Records
────────────────────────────────────────

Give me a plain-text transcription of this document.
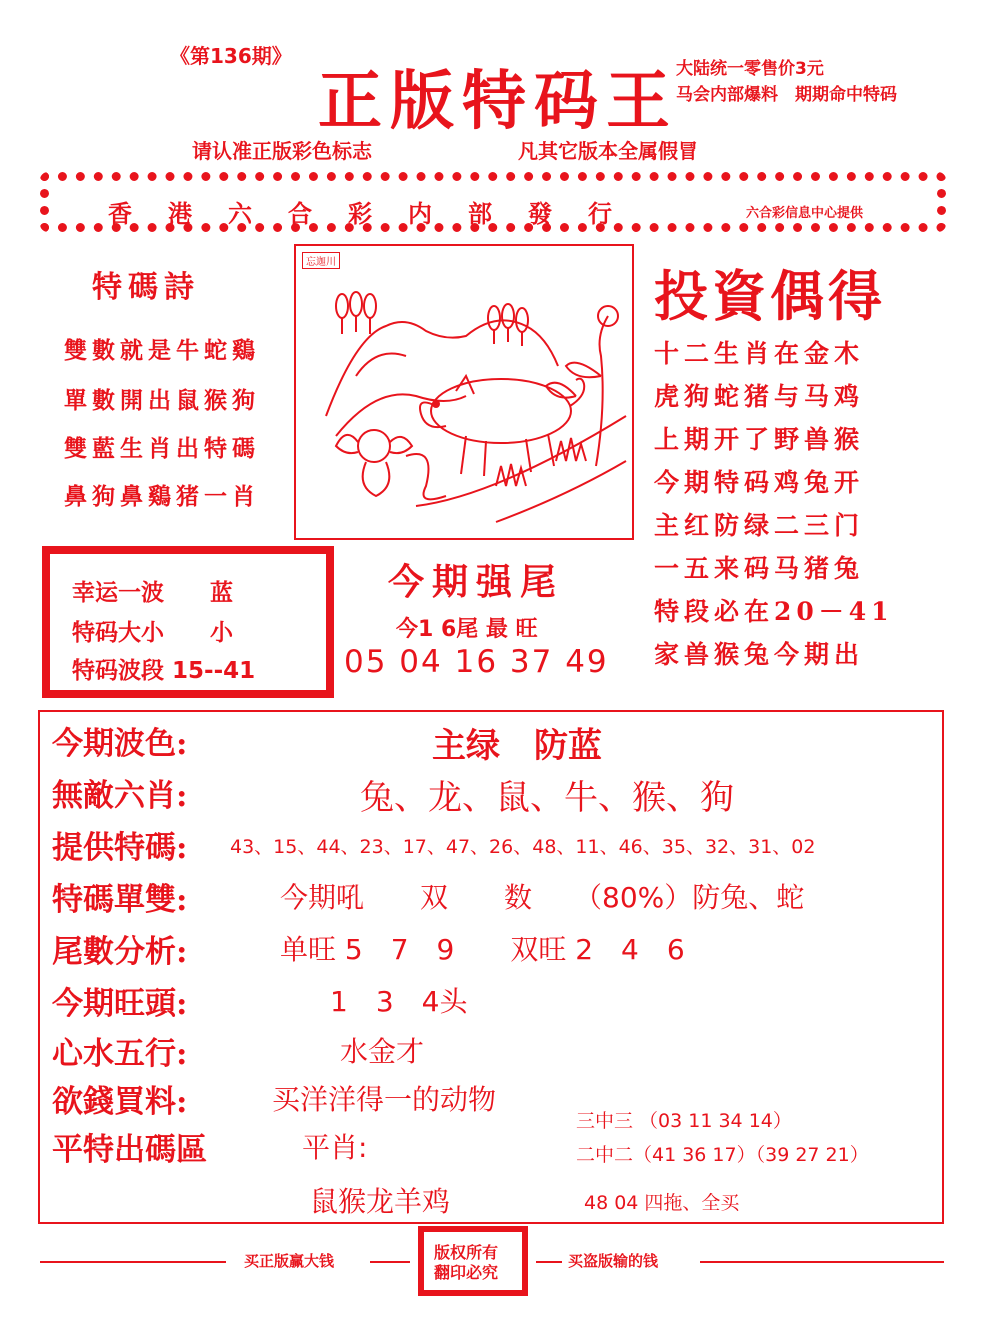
《第136期》
正版特码王
大陆统一零售价3元
马会内部爆料　期期命中特码
请认准正版彩色标志	凡其它版本全属假冒
香港六合彩内部發行	六合彩信息中心提供
特碼詩
雙數就是牛蛇鷄
單數開出鼠猴狗
雙藍生肖出特碼
鼻狗鼻鷄猪一肖
忘迦川
投資偶得
十二生肖在金木
虎狗蛇猪与马鸡
上期开了野兽猴
今期特码鸡兔开
主红防绿二三门
一五来码马猪兔
特段必在20－41
家兽猴兔今期出
幸运一波 蓝
特码大小 小
特码波段 15--41
今期强尾
今1 6尾 最 旺
05 04 16 37 49
今期波色:	主绿　防蓝
無敵六肖:	兔、龙、鼠、牛、猴、狗
提供特碼: 43、15、44、23、17、47、26、48、11、46、35、32、31、02
特碼單雙:	今期吼　　双　　数　　（80%）防兔、蛇
尾數分析:	单旺 5　7　9　　双旺 2　4　6
今期旺頭:	1　3　4头
心水五行:	水金才
欲錢買料:	买洋洋得一的动物
平特出碼區	平肖:
鼠猴龙羊鸡
三中三 （03 11 34 14）
二中二（41 36 17）（39 27 21）
48 04 四拖、全买
买正版赢大钱	版权所有
翻印必究
买盗版输的钱
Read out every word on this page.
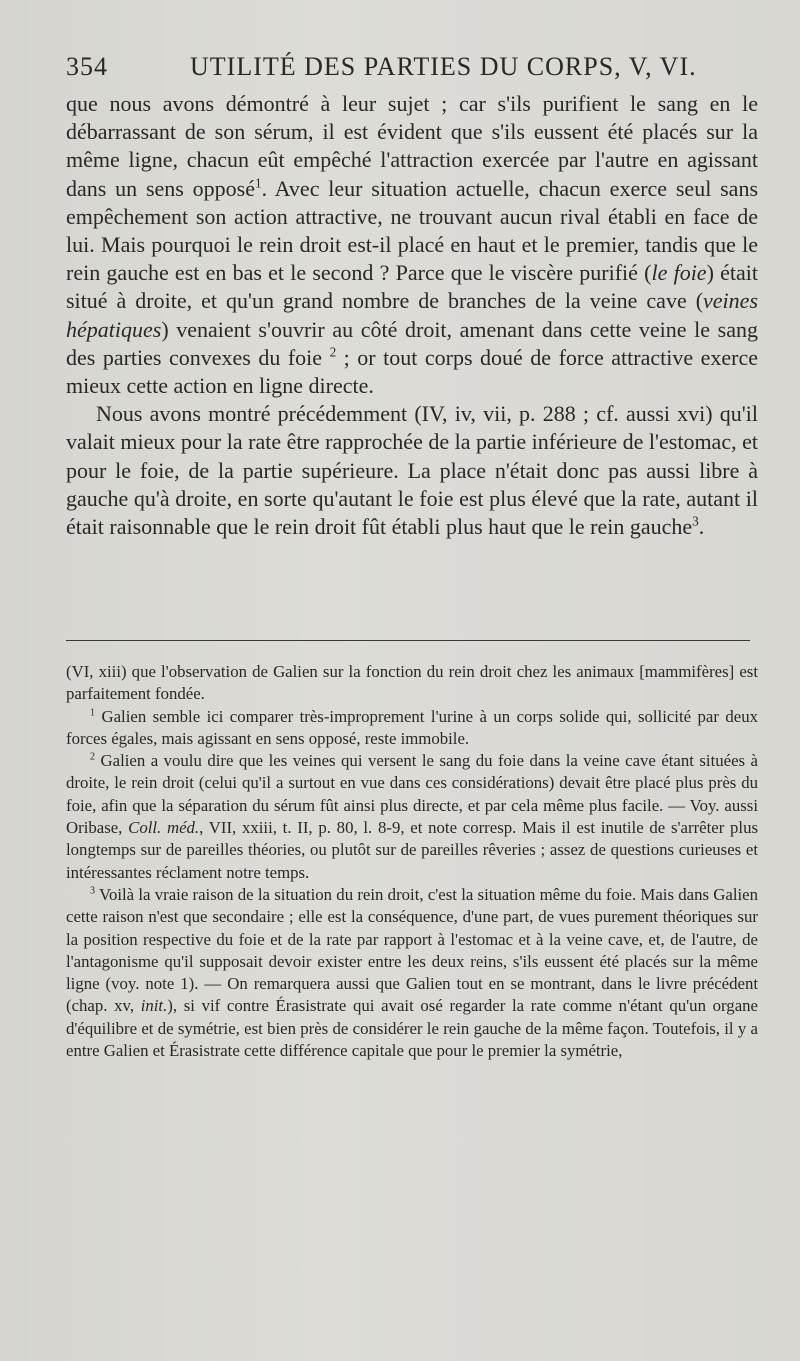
354	UTILITÉ DES PARTIES DU CORPS, V, VI.

que nous avons démontré à leur sujet ; car s'ils purifient le sang en le débarrassant de son sérum, il est évident que s'ils eussent été placés sur la même ligne, chacun eût empêché l'attraction exercée par l'autre en agissant dans un sens opposé$^1$. Avec leur situation actuelle, chacun exerce seul sans empêchement son action attractive, ne trouvant aucun rival établi en face de lui. Mais pourquoi le rein droit est-il placé en haut et le premier, tandis que le rein gauche est en bas et le second ? Parce que le viscère purifié (le foie) était situé à droite, et qu'un grand nombre de branches de la veine cave (veines hépatiques) venaient s'ouvrir au côté droit, amenant dans cette veine le sang des parties convexes du foie $^2$ ; or tout corps doué de force attractive exerce mieux cette action en ligne directe.

Nous avons montré précédemment (IV, iv, vii, p. 288 ; cf. aussi xvi) qu'il valait mieux pour la rate être rapprochée de la partie inférieure de l'estomac, et pour le foie, de la partie supérieure. La place n'était donc pas aussi libre à gauche qu'à droite, en sorte qu'autant le foie est plus élevé que la rate, autant il était raisonnable que le rein droit fût établi plus haut que le rein gauche$^3$.

(VI, xiii) que l'observation de Galien sur la fonction du rein droit chez les animaux [mammifères] est parfaitement fondée.

$^1$ Galien semble ici comparer très-improprement l'urine à un corps solide qui, sollicité par deux forces égales, mais agissant en sens opposé, reste immobile.

$^2$ Galien a voulu dire que les veines qui versent le sang du foie dans la veine cave étant situées à droite, le rein droit (celui qu'il a surtout en vue dans ces considérations) devait être placé plus près du foie, afin que la séparation du sérum fût ainsi plus directe, et par cela même plus facile. — Voy. aussi Oribase, Coll. méd., VII, xxiii, t. II, p. 80, l. 8-9, et note corresp. Mais il est inutile de s'arrêter plus longtemps sur de pareilles théories, ou plutôt sur de pareilles rêveries ; assez de questions curieuses et intéressantes réclament notre temps.

$^3$ Voilà la vraie raison de la situation du rein droit, c'est la situation même du foie. Mais dans Galien cette raison n'est que secondaire ; elle est la conséquence, d'une part, de vues purement théoriques sur la position respective du foie et de la rate par rapport à l'estomac et à la veine cave, et, de l'autre, de l'antagonisme qu'il supposait devoir exister entre les deux reins, s'ils eussent été placés sur la même ligne (voy. note 1). — On remarquera aussi que Galien tout en se montrant, dans le livre précédent (chap. xv, init.), si vif contre Érasistrate qui avait osé regarder la rate comme n'étant qu'un organe d'équilibre et de symétrie, est bien près de considérer le rein gauche de la même façon. Toutefois, il y a entre Galien et Érasistrate cette différence capitale que pour le premier la symétrie,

────────────────────────────────────────

Problem statement: Pick out and copy the lines of the material that include the word "this".

Task answer:
Give me a plain-text transcription of this document.
Read out every word on this page.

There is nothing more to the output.